**TASK STATEMENT:**
Omit the images, then print each record below exactly as it reads.

**SUPPLIED DATA:**
-- -- --

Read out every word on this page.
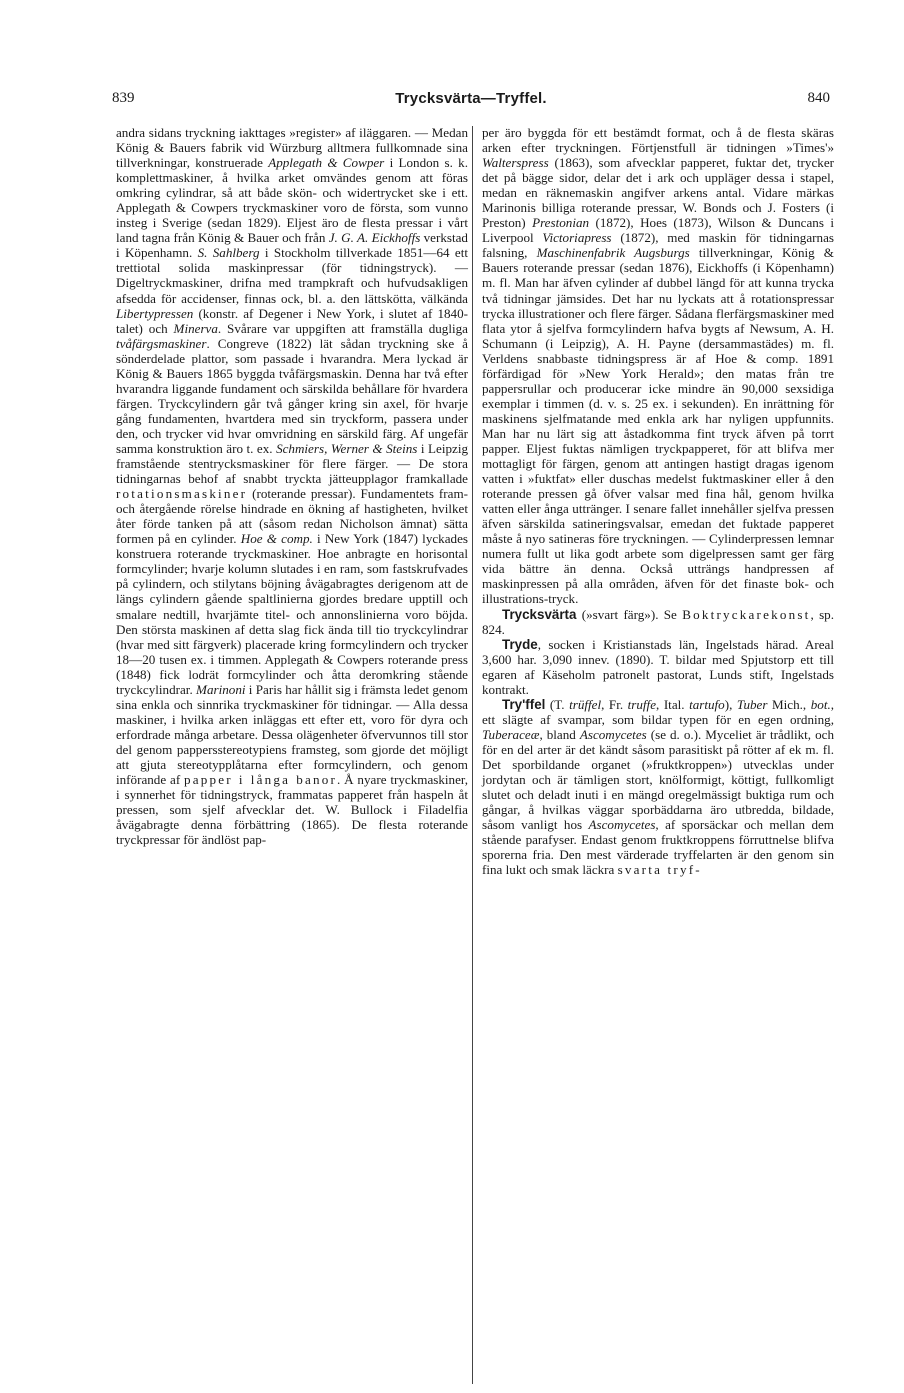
839	Trycksvärta—Tryffel.	840

andra sidans tryckning iakttages »register» af iläggaren. — Medan König & Bauers fabrik vid Würzburg alltmera fullkomnade sina tillverkningar, konstruerade Applegath & Cowper i London s. k. komplettmaskiner, å hvilka arket omvändes genom att föras omkring cylindrar, så att både skön- och widertrycket ske i ett. Applegath & Cowpers tryckmaskiner voro de första, som vunno insteg i Sverige (sedan 1829). Eljest äro de flesta pressar i vårt land tagna från König & Bauer och från J. G. A. Eickhoffs verkstad i Köpenhamn. S. Sahlberg i Stockholm tillverkade 1851—64 ett trettiotal solida maskinpressar (för tidningstryck). — Digeltryckmaskiner, drifna med trampkraft och hufvudsakligen afsedda för accidenser, finnas ock, bl. a. den lättskötta, välkända Libertypressen (konstr. af Degener i New York, i slutet af 1840-talet) och Minerva. Svårare var uppgiften att framställa dugliga tvåfärgsmaskiner. Congreve (1822) lät sådan tryckning ske å sönderdelade plattor, som passade i hvarandra. Mera lyckad är König & Bauers 1865 byggda tvåfärgsmaskin. Denna har två efter hvarandra liggande fundament och särskilda behållare för hvardera färgen. Tryckcylindern går två gånger kring sin axel, för hvarje gång fundamenten, hvartdera med sin tryckform, passera under den, och trycker vid hvar omvridning en särskild färg. Af ungefär samma konstruktion äro t. ex. Schmiers, Werner & Steins i Leipzig framstående stentrycksmaskiner för flere färger. — De stora tidningarnas behof af snabbt tryckta jätteupplagor framkallade rotationsmaskiner (roterande pressar). Fundamentets fram- och återgående rörelse hindrade en ökning af hastigheten, hvilket åter förde tanken på att (såsom redan Nicholson ämnat) sätta formen på en cylinder. Hoe & comp. i New York (1847) lyckades konstruera roterande tryckmaskiner. Hoe anbragte en horisontal formcylinder; hvarje kolumn slutades i en ram, som fastskrufvades på cylindern, och stilytans böjning åvägabragtes derigenom att de längs cylindern gående spaltlinierna gjordes bredare upptill och smalare nedtill, hvarjämte titel- och annonslinierna voro böjda. Den största maskinen af detta slag fick ända till tio tryckcylindrar (hvar med sitt färgverk) placerade kring formcylindern och trycker 18—20 tusen ex. i timmen. Applegath & Cowpers roterande press (1848) fick lodrät formcylinder och åtta deromkring stående tryckcylindrar. Marinoni i Paris har hållit sig i främsta ledet genom sina enkla och sinnrika tryckmaskiner för tidningar. — Alla dessa maskiner, i hvilka arken inläggas ett efter ett, voro för dyra och erfordrade många arbetare. Dessa olägenheter öfvervunnos till stor del genom pappersstereotypiens framsteg, som gjorde det möjligt att gjuta stereotypplåtarna efter formcylindern, och genom införande af papper i långa banor. Å nyare tryckmaskiner, i synnerhet för tidningstryck, frammatas papperet från haspeln åt pressen, som sjelf afvecklar det. W. Bullock i Filadelfia åvägabragte denna förbättring (1865). De flesta roterande tryckpressar för ändlöst pap-

per äro byggda för ett bestämdt format, och å de flesta skäras arken efter tryckningen. Förtjenstfull är tidningen »Times'» Walterspress (1863), som afvecklar papperet, fuktar det, trycker det på bägge sidor, delar det i ark och uppläger dessa i stapel, medan en räknemaskin angifver arkens antal. Vidare märkas Marinonis billiga roterande pressar, W. Bonds och J. Fosters (i Preston) Prestonian (1872), Hoes (1873), Wilson & Duncans i Liverpool Victoriapress (1872), med maskin för tidningarnas falsning, Maschinenfabrik Augsburgs tillverkningar, König & Bauers roterande pressar (sedan 1876), Eickhoffs (i Köpenhamn) m. fl. Man har äfven cylinder af dubbel längd för att kunna trycka två tidningar jämsides. Det har nu lyckats att å rotationspressar trycka illustrationer och flere färger. Sådana flerfärgsmaskiner med flata ytor å sjelfva formcylindern hafva bygts af Newsum, A. H. Schumann (i Leipzig), A. H. Payne (dersammastädes) m. fl. Verldens snabbaste tidningspress är af Hoe & comp. 1891 förfärdigad för »New York Herald»; den matas från tre pappersrullar och producerar icke mindre än 90,000 sexsidiga exemplar i timmen (d. v. s. 25 ex. i sekunden). En inrättning för maskinens sjelfmatande med enkla ark har nyligen uppfunnits. Man har nu lärt sig att åstadkomma fint tryck äfven på torrt papper. Eljest fuktas nämligen tryckpapperet, för att blifva mer mottagligt för färgen, genom att antingen hastigt dragas igenom vatten i »fuktfat» eller duschas medelst fuktmaskiner eller å den roterande pressen gå öfver valsar med fina hål, genom hvilka vatten eller ånga uttränger. I senare fallet innehåller sjelfva pressen äfven särskilda satineringsvalsar, emedan det fuktade papperet måste å nyo satineras före tryckningen. — Cylinderpressen lemnar numera fullt ut lika godt arbete som digelpressen samt ger färg vida bättre än denna. Också utträngs handpressen af maskinpressen på alla områden, äfven för det finaste bok- och illustrations-tryck.

Trycksvärta (»svart färg»). Se Boktryckarekonst, sp. 824.

Tryde, socken i Kristianstads län, Ingelstads härad. Areal 3,600 har. 3,090 innev. (1890). T. bildar med Spjutstorp ett till egaren af Käseholm patronelt pastorat, Lunds stift, Ingelstads kontrakt.

Try'ffel (T. trüffel, Fr. truffe, Ital. tartufo), Tuber Mich., bot., ett slägte af svampar, som bildar typen för en egen ordning, Tuberaceæ, bland Ascomycetes (se d. o.). Myceliet är trådlikt, och för en del arter är det kändt såsom parasitiskt på rötter af ek m. fl. Det sporbildande organet (»fruktkroppen») utvecklas under jordytan och är tämligen stort, knölformigt, köttigt, fullkomligt slutet och deladt inuti i en mängd oregelmässigt buktiga rum och gångar, å hvilkas väggar sporbäddarna äro utbredda, bildade, såsom vanligt hos Ascomycetes, af sporsäckar och mellan dem stående parafyser. Endast genom fruktkroppens förruttnelse blifva sporerna fria. Den mest värderade tryffelarten är den genom sin fina lukt och smak läckra svarta tryf-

-- -- --

**EXPECTED OUTPUT:**
Read out every word on this page.
839	Trycksvärta—Tryffel.	840

andra sidans tryckning iakttages »register» af iläggaren. — Medan König & Bauers fabrik vid Würzburg alltmera fullkomnade sina tillverkningar, konstruerade Applegath & Cowper i London s. k. komplettmaskiner, å hvilka arket omvändes genom att föras omkring cylindrar, så att både skön- och widertrycket ske i ett. Applegath & Cowpers tryckmaskiner voro de första, som vunno insteg i Sverige (sedan 1829). Eljest äro de flesta pressar i vårt land tagna från König & Bauer och från J. G. A. Eickhoffs verkstad i Köpenhamn. S. Sahlberg i Stockholm tillverkade 1851—64 ett trettiotal solida maskinpressar (för tidningstryck). — Digeltryckmaskiner, drifna med trampkraft och hufvudsakligen afsedda för accidenser, finnas ock, bl. a. den lättskötta, välkända Libertypressen (konstr. af Degener i New York, i slutet af 1840-talet) och Minerva. Svårare var uppgiften att framställa dugliga tvåfärgsmaskiner. Congreve (1822) lät sådan tryckning ske å sönderdelade plattor, som passade i hvarandra. Mera lyckad är König & Bauers 1865 byggda tvåfärgsmaskin. Denna har två efter hvarandra liggande fundament och särskilda behållare för hvardera färgen. Tryckcylindern går två gånger kring sin axel, för hvarje gång fundamenten, hvartdera med sin tryckform, passera under den, och trycker vid hvar omvridning en särskild färg. Af ungefär samma konstruktion äro t. ex. Schmiers, Werner & Steins i Leipzig framstående stentrycksmaskiner för flere färger. — De stora tidningarnas behof af snabbt tryckta jätteupplagor framkallade rotationsmaskiner (roterande pressar). Fundamentets fram- och återgående rörelse hindrade en ökning af hastigheten, hvilket åter förde tanken på att (såsom redan Nicholson ämnat) sätta formen på en cylinder. Hoe & comp. i New York (1847) lyckades konstruera roterande tryckmaskiner. Hoe anbragte en horisontal formcylinder; hvarje kolumn slutades i en ram, som fastskrufvades på cylindern, och stilytans böjning åvägabragtes derigenom att de längs cylindern gående spaltlinierna gjordes bredare upptill och smalare nedtill, hvarjämte titel- och annonslinierna voro böjda. Den största maskinen af detta slag fick ända till tio tryckcylindrar (hvar med sitt färgverk) placerade kring formcylindern och trycker 18—20 tusen ex. i timmen. Applegath & Cowpers roterande press (1848) fick lodrät formcylinder och åtta deromkring stående tryckcylindrar. Marinoni i Paris har hållit sig i främsta ledet genom sina enkla och sinnrika tryckmaskiner för tidningar. — Alla dessa maskiner, i hvilka arken inläggas ett efter ett, voro för dyra och erfordrade många arbetare. Dessa olägenheter öfvervunnos till stor del genom pappersstereotypiens framsteg, som gjorde det möjligt att gjuta stereotypplåtarna efter formcylindern, och genom införande af papper i långa banor. Å nyare tryckmaskiner, i synnerhet för tidningstryck, frammatas papperet från haspeln åt pressen, som sjelf afvecklar det. W. Bullock i Filadelfia åvägabragte denna förbättring (1865). De flesta roterande tryckpressar för ändlöst pap-

per äro byggda för ett bestämdt format, och å de flesta skäras arken efter tryckningen. Förtjenstfull är tidningen »Times'» Walterspress (1863), som afvecklar papperet, fuktar det, trycker det på bägge sidor, delar det i ark och uppläger dessa i stapel, medan en räknemaskin angifver arkens antal. Vidare märkas Marinonis billiga roterande pressar, W. Bonds och J. Fosters (i Preston) Prestonian (1872), Hoes (1873), Wilson & Duncans i Liverpool Victoriapress (1872), med maskin för tidningarnas falsning, Maschinenfabrik Augsburgs tillverkningar, König & Bauers roterande pressar (sedan 1876), Eickhoffs (i Köpenhamn) m. fl. Man har äfven cylinder af dubbel längd för att kunna trycka två tidningar jämsides. Det har nu lyckats att å rotationspressar trycka illustrationer och flere färger. Sådana flerfärgsmaskiner med flata ytor å sjelfva formcylindern hafva bygts af Newsum, A. H. Schumann (i Leipzig), A. H. Payne (dersammastädes) m. fl. Verldens snabbaste tidningspress är af Hoe & comp. 1891 förfärdigad för »New York Herald»; den matas från tre pappersrullar och producerar icke mindre än 90,000 sexsidiga exemplar i timmen (d. v. s. 25 ex. i sekunden). En inrättning för maskinens sjelfmatande med enkla ark har nyligen uppfunnits. Man har nu lärt sig att åstadkomma fint tryck äfven på torrt papper. Eljest fuktas nämligen tryckpapperet, för att blifva mer mottagligt för färgen, genom att antingen hastigt dragas igenom vatten i »fuktfat» eller duschas medelst fuktmaskiner eller å den roterande pressen gå öfver valsar med fina hål, genom hvilka vatten eller ånga uttränger. I senare fallet innehåller sjelfva pressen äfven särskilda satineringsvalsar, emedan det fuktade papperet måste å nyo satineras före tryckningen. — Cylinderpressen lemnar numera fullt ut lika godt arbete som digelpressen samt ger färg vida bättre än denna. Också utträngs handpressen af maskinpressen på alla områden, äfven för det finaste bok- och illustrations-tryck.

Trycksvärta (»svart färg»). Se Boktryckarekonst, sp. 824.

Tryde, socken i Kristianstads län, Ingelstads härad. Areal 3,600 har. 3,090 innev. (1890). T. bildar med Spjutstorp ett till egaren af Käseholm patronelt pastorat, Lunds stift, Ingelstads kontrakt.

Try'ffel (T. trüffel, Fr. truffe, Ital. tartufo), Tuber Mich., bot., ett slägte af svampar, som bildar typen för en egen ordning, Tuberaceæ, bland Ascomycetes (se d. o.). Myceliet är trådlikt, och för en del arter är det kändt såsom parasitiskt på rötter af ek m. fl. Det sporbildande organet (»fruktkroppen») utvecklas under jordytan och är tämligen stort, knölformigt, köttigt, fullkomligt slutet och deladt inuti i en mängd oregelmässigt buktiga rum och gångar, å hvilkas väggar sporbäddarna äro utbredda, bildade, såsom vanligt hos Ascomycetes, af sporsäckar och mellan dem stående parafyser. Endast genom fruktkroppens förruttnelse blifva sporerna fria. Den mest värderade tryffelarten är den genom sin fina lukt och smak läckra svarta tryf-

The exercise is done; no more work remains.